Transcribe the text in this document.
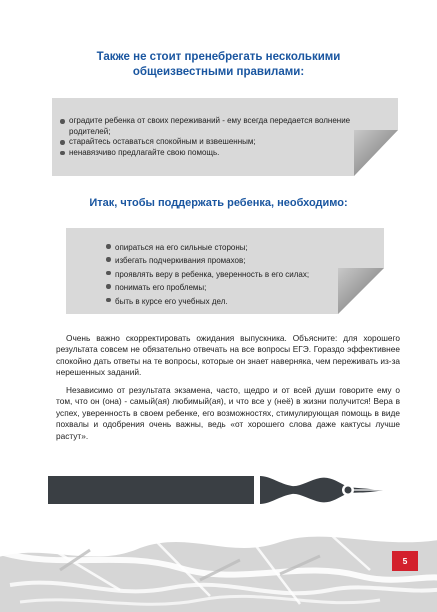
Также не стоит пренебрегать несколькими
общеизвестными правилами:
оградите ребенка от своих переживаний - ему всегда передается волнение родителей;
старайтесь оставаться спокойным и взвешенным;
ненавязчиво предлагайте свою помощь.
Итак, чтобы поддержать ребенка, необходимо:
опираться на его сильные стороны;
избегать подчеркивания промахов;
проявлять веру в ребенка, уверенность в его силах;
понимать его проблемы;
быть в курсе его учебных дел.

Очень важно скорректировать ожидания выпускника. Объясните: для хорошего результата совсем не обязательно отвечать на все вопросы ЕГЭ. Гораздо эффективнее спокойно дать ответы на те вопросы, которые он знает наверняка, чем переживать из-за нерешенных заданий.

Независимо от результата экзамена, часто, щедро и от всей души говорите ему о том, что он (она) - самый(ая) любимый(ая), и что все у (неё) в жизни получится! Вера в успех, уверенность в своем ребенке, его возможностях, стимулирующая помощь в виде похвалы и одобрения очень важны, ведь «от хорошего слова даже кактусы лучше растут».

5
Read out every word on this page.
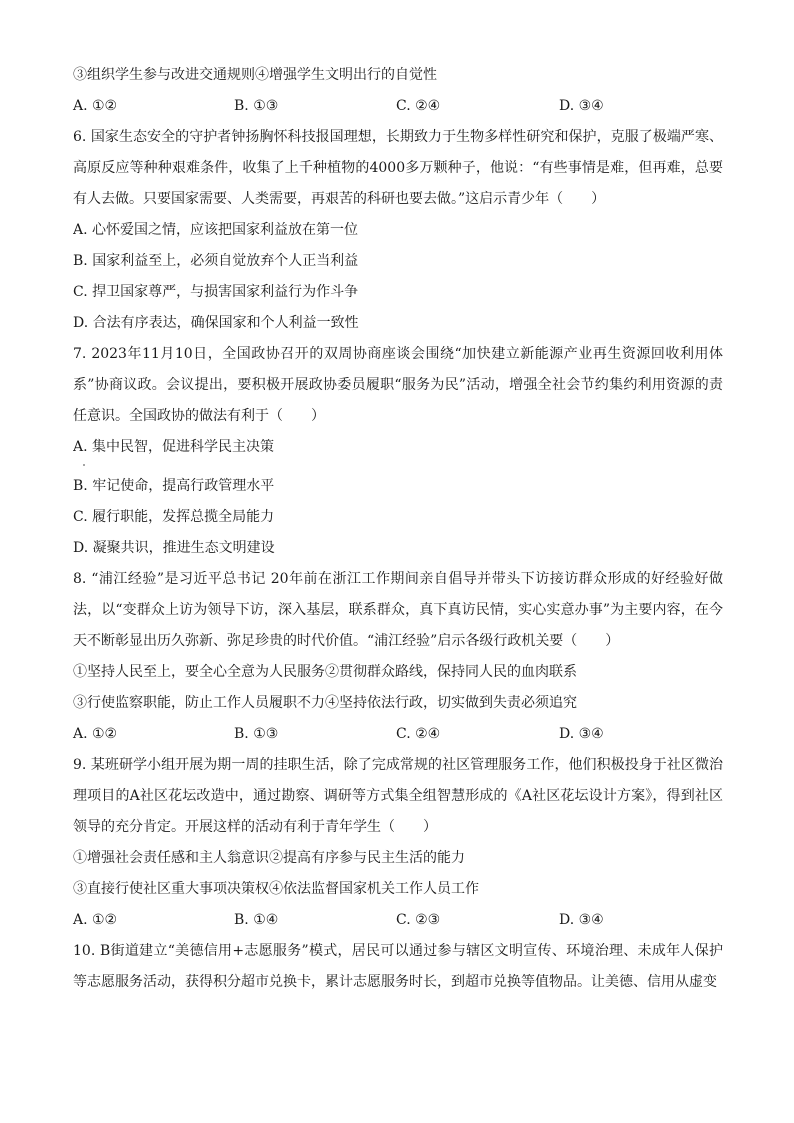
③组织学生参与改进交通规则④增强学生文明出行的自觉性
A. ①②	B. ①③	C. ②④	D. ③④
6. 国家生态安全的守护者钟扬胸怀科技报国理想，长期致力于生物多样性研究和保护，克服了极端严寒、高原反应等种种艰难条件，收集了上千种植物的4000多万颗种子，他说：“有些事情是难，但再难，总要有人去做。只要国家需要、人类需要，再艰苦的科研也要去做。”这启示青少年（　　）
A. 心怀爱国之情，应该把国家利益放在第一位
B. 国家利益至上，必须自觉放弃个人正当利益
C. 捍卫国家尊严，与损害国家利益行为作斗争
D. 合法有序表达，确保国家和个人利益一致性
7. 2023年11月10日，全国政协召开的双周协商座谈会围绕“加快建立新能源产业再生资源回收利用体系”协商议政。会议提出，要积极开展政协委员履职“服务为民”活动，增强全社会节约集约利用资源的责任意识。全国政协的做法有利于（　　）
A. 集中民智，促进科学民主决策
B. 牢记使命，提高行政管理水平
C. 履行职能，发挥总揽全局能力
D. 凝聚共识，推进生态文明建设
8. “浦江经验”是习近平总书记 20年前在浙江工作期间亲自倡导并带头下访接访群众形成的好经验好做法，以“变群众上访为领导下访，深入基层，联系群众，真下真访民情，实心实意办事”为主要内容，在今天不断彰显出历久弥新、弥足珍贵的时代价值。“浦江经验”启示各级行政机关要（　　）
①坚持人民至上，要全心全意为人民服务②贯彻群众路线，保持同人民的血肉联系
③行使监察职能，防止工作人员履职不力④坚持依法行政，切实做到失责必须追究
A. ①②	B. ①③	C. ②④	D. ③④
9. 某班研学小组开展为期一周的挂职生活，除了完成常规的社区管理服务工作，他们积极投身于社区微治理项目的A社区花坛改造中，通过勘察、调研等方式集全组智慧形成的《A社区花坛设计方案》，得到社区领导的充分肯定。开展这样的活动有利于青年学生（　　）
①增强社会责任感和主人翁意识②提高有序参与民主生活的能力
③直接行使社区重大事项决策权④依法监督国家机关工作人员工作
A. ①②	B. ①④	C. ②③	D. ③④
10. B街道建立“美德信用+志愿服务”模式，居民可以通过参与辖区文明宣传、环境治理、未成年人保护等志愿服务活动，获得积分超市兑换卡，累计志愿服务时长，到超市兑换等值物品。让美德、信用从虚变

__TASK DESCRIPTION__. Copy, from the material above, each line in which the string "this" occurs.

__EXERCISE OUTPUT__.
Transcribe the text in this document.
Read out every word on this page.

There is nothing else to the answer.